▶ _Description of the task_: Print all of the data exactly as written.

════════

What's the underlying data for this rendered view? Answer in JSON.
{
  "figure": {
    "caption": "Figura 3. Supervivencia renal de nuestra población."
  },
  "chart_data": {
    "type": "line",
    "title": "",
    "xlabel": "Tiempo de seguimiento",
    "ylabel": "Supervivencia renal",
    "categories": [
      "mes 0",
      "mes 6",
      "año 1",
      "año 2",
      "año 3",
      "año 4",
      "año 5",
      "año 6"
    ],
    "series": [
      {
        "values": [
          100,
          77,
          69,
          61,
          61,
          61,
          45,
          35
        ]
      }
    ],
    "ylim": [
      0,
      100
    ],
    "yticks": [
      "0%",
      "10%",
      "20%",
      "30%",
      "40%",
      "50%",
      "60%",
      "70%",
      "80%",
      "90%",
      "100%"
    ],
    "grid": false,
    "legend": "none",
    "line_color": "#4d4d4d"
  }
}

════════

▶ _Exercise answer_:
What's the underlying data for this rendered view? Answer in JSON.
{
  "figure": {
    "caption": "Figura 3. Supervivencia renal de nuestra población."
  },
  "chart_data": {
    "type": "line",
    "title": "",
    "xlabel": "Tiempo de seguimiento",
    "ylabel": "Supervivencia renal",
    "categories": [
      "mes 0",
      "mes 6",
      "año 1",
      "año 2",
      "año 3",
      "año 4",
      "año 5",
      "año 6"
    ],
    "series": [
      {
        "values": [
          100,
          77,
          69,
          61,
          61,
          61,
          45,
          35
        ]
      }
    ],
    "ylim": [
      0,
      100
    ],
    "yticks": [
      "0%",
      "10%",
      "20%",
      "30%",
      "40%",
      "50%",
      "60%",
      "70%",
      "80%",
      "90%",
      "100%"
    ],
    "grid": false,
    "legend": "none",
    "line_color": "#4d4d4d"
  }
}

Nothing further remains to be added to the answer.